──────── Task input ────────
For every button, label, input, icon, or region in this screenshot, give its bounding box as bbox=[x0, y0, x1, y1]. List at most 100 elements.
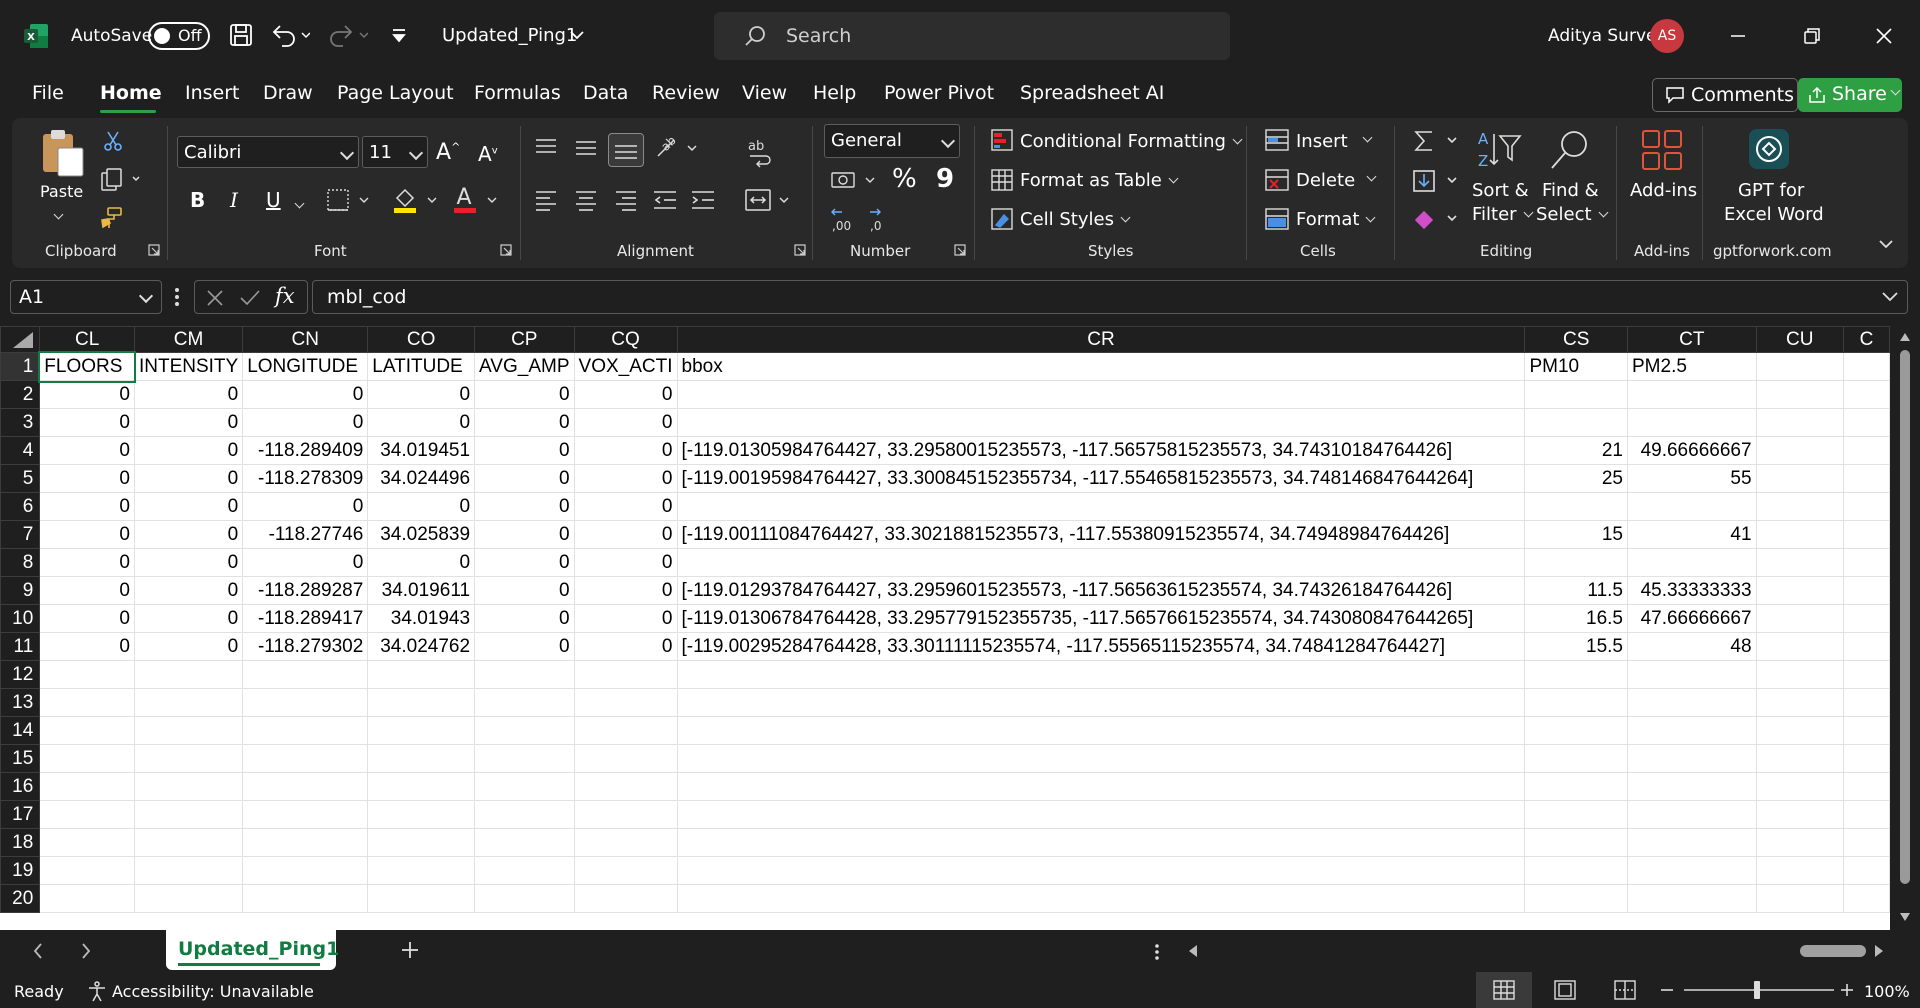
autosave-toggle[interactable]: Off bbox=[148, 22, 210, 50]
cell[interactable]: 0 bbox=[573, 492, 678, 521]
cell[interactable]: 0 bbox=[474, 576, 575, 605]
tab-formulas[interactable]: Formulas bbox=[474, 82, 561, 104]
cell[interactable]: LONGITUDE bbox=[242, 352, 369, 381]
gpt-for-excel-icon[interactable] bbox=[1748, 128, 1790, 170]
cell[interactable] bbox=[1755, 408, 1844, 437]
cell[interactable]: 0 bbox=[474, 436, 575, 465]
cell-styles-icon[interactable] bbox=[990, 207, 1014, 231]
cell[interactable] bbox=[1842, 772, 1890, 801]
cell[interactable] bbox=[1842, 744, 1890, 773]
format-painter-icon[interactable] bbox=[100, 206, 124, 230]
cell[interactable] bbox=[676, 828, 1526, 857]
gpt-label1[interactable]: GPT for bbox=[1738, 180, 1804, 201]
conditional-formatting-icon[interactable] bbox=[990, 128, 1014, 152]
cell[interactable] bbox=[1627, 688, 1757, 717]
insert-cells-icon[interactable] bbox=[1264, 128, 1290, 152]
cell[interactable]: 0 bbox=[242, 492, 369, 521]
cell[interactable]: 21 bbox=[1524, 436, 1628, 465]
row-header[interactable]: 20 bbox=[0, 884, 41, 913]
cell[interactable]: 0 bbox=[133, 520, 244, 549]
cell[interactable] bbox=[1627, 380, 1757, 409]
row-header[interactable]: 11 bbox=[0, 632, 41, 661]
cell[interactable]: 0 bbox=[474, 492, 575, 521]
cell[interactable] bbox=[1755, 884, 1844, 913]
cell[interactable] bbox=[367, 660, 476, 689]
cell[interactable] bbox=[367, 828, 476, 857]
cell[interactable] bbox=[1627, 492, 1757, 521]
tab-help[interactable]: Help bbox=[813, 82, 856, 104]
column-header[interactable]: CP bbox=[474, 326, 575, 353]
find-select-button[interactable]: Select bbox=[1536, 204, 1608, 225]
tab-page-layout[interactable]: Page Layout bbox=[337, 82, 454, 104]
cell[interactable] bbox=[676, 492, 1526, 521]
cell[interactable]: 55 bbox=[1627, 464, 1757, 493]
cell[interactable]: 0 bbox=[39, 436, 135, 465]
cell[interactable] bbox=[242, 800, 369, 829]
minimize-icon[interactable] bbox=[1728, 26, 1748, 46]
cell[interactable] bbox=[133, 660, 244, 689]
fill-icon[interactable] bbox=[1412, 168, 1458, 194]
cell[interactable]: 0 bbox=[573, 464, 678, 493]
share-button[interactable]: Share bbox=[1798, 78, 1902, 112]
cell[interactable] bbox=[367, 856, 476, 885]
cell[interactable] bbox=[1524, 380, 1628, 409]
cell[interactable] bbox=[242, 884, 369, 913]
cell[interactable]: 47.66666667 bbox=[1627, 604, 1757, 633]
find-select-icon[interactable] bbox=[1546, 128, 1592, 172]
cell[interactable] bbox=[242, 856, 369, 885]
row-header[interactable]: 17 bbox=[0, 800, 41, 829]
cell[interactable]: 0 bbox=[133, 492, 244, 521]
cell[interactable] bbox=[573, 716, 678, 745]
cell[interactable] bbox=[1755, 856, 1844, 885]
cell[interactable] bbox=[1755, 576, 1844, 605]
cell[interactable]: 0 bbox=[39, 464, 135, 493]
tab-review[interactable]: Review bbox=[652, 82, 720, 104]
row-header[interactable]: 14 bbox=[0, 716, 41, 745]
accessibility-status[interactable]: Accessibility: Unavailable bbox=[112, 982, 314, 1001]
cell[interactable] bbox=[474, 828, 575, 857]
cell[interactable]: 48 bbox=[1627, 632, 1757, 661]
cell[interactable] bbox=[676, 884, 1526, 913]
cell[interactable] bbox=[676, 856, 1526, 885]
decrease-indent-icon[interactable] bbox=[652, 188, 678, 212]
cell[interactable] bbox=[1627, 800, 1757, 829]
cell[interactable] bbox=[573, 828, 678, 857]
cell[interactable] bbox=[1627, 772, 1757, 801]
cell[interactable] bbox=[39, 856, 135, 885]
zoom-slider-thumb[interactable] bbox=[1754, 981, 1760, 999]
cell[interactable] bbox=[242, 688, 369, 717]
file-name[interactable]: Updated_Ping1 bbox=[442, 25, 577, 46]
cell[interactable] bbox=[39, 828, 135, 857]
cell[interactable] bbox=[1524, 660, 1628, 689]
column-header[interactable]: CO bbox=[367, 326, 476, 353]
cell[interactable]: -118.278309 bbox=[242, 464, 369, 493]
increase-decimal-icon[interactable]: ,00 bbox=[830, 204, 860, 234]
cell[interactable] bbox=[367, 716, 476, 745]
cell[interactable]: 0 bbox=[242, 380, 369, 409]
increase-font-size-icon[interactable]: A^ bbox=[436, 140, 460, 165]
format-cells-button[interactable]: Format bbox=[1296, 209, 1376, 230]
number-format-dropdown[interactable]: General bbox=[824, 124, 960, 158]
cell[interactable] bbox=[1842, 800, 1890, 829]
cell[interactable] bbox=[39, 744, 135, 773]
comments-button[interactable]: Comments bbox=[1652, 78, 1798, 112]
cell[interactable] bbox=[573, 688, 678, 717]
cell[interactable]: -118.279302 bbox=[242, 632, 369, 661]
format-as-table-icon[interactable] bbox=[990, 168, 1014, 192]
cell[interactable] bbox=[1524, 716, 1628, 745]
cell[interactable]: 15 bbox=[1524, 520, 1628, 549]
cell[interactable]: 0 bbox=[133, 436, 244, 465]
row-header[interactable]: 16 bbox=[0, 772, 41, 801]
tab-draw[interactable]: Draw bbox=[263, 82, 313, 104]
sheet-tab-active[interactable]: Updated_Ping1 bbox=[166, 930, 339, 970]
orientation-icon[interactable]: ab bbox=[654, 134, 700, 162]
cell[interactable]: LATITUDE bbox=[367, 352, 476, 381]
cell[interactable] bbox=[1524, 884, 1628, 913]
cell[interactable] bbox=[133, 772, 244, 801]
cell[interactable] bbox=[367, 800, 476, 829]
cell[interactable]: 0 bbox=[474, 464, 575, 493]
align-center-icon[interactable] bbox=[574, 188, 598, 212]
cell[interactable] bbox=[242, 660, 369, 689]
paste-label[interactable]: Paste bbox=[40, 182, 83, 201]
close-icon[interactable] bbox=[1874, 26, 1894, 46]
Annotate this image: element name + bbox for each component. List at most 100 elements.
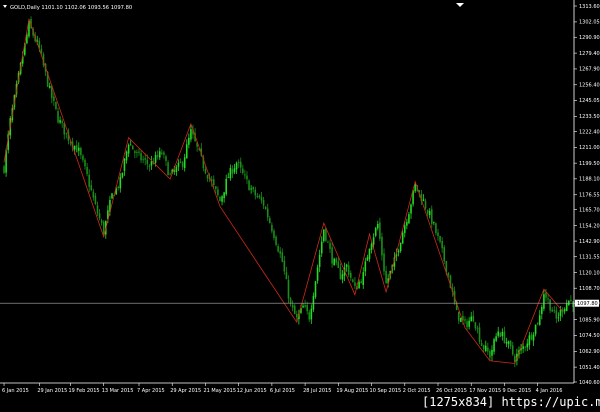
────────
# [Task requirements]
Copy out each line of the records above that contains the string "select".

# [Worked answer]
find-select-button[interactable]: Select bbox=[1536, 204, 1608, 225]
find-select-icon[interactable] bbox=[1546, 128, 1592, 172]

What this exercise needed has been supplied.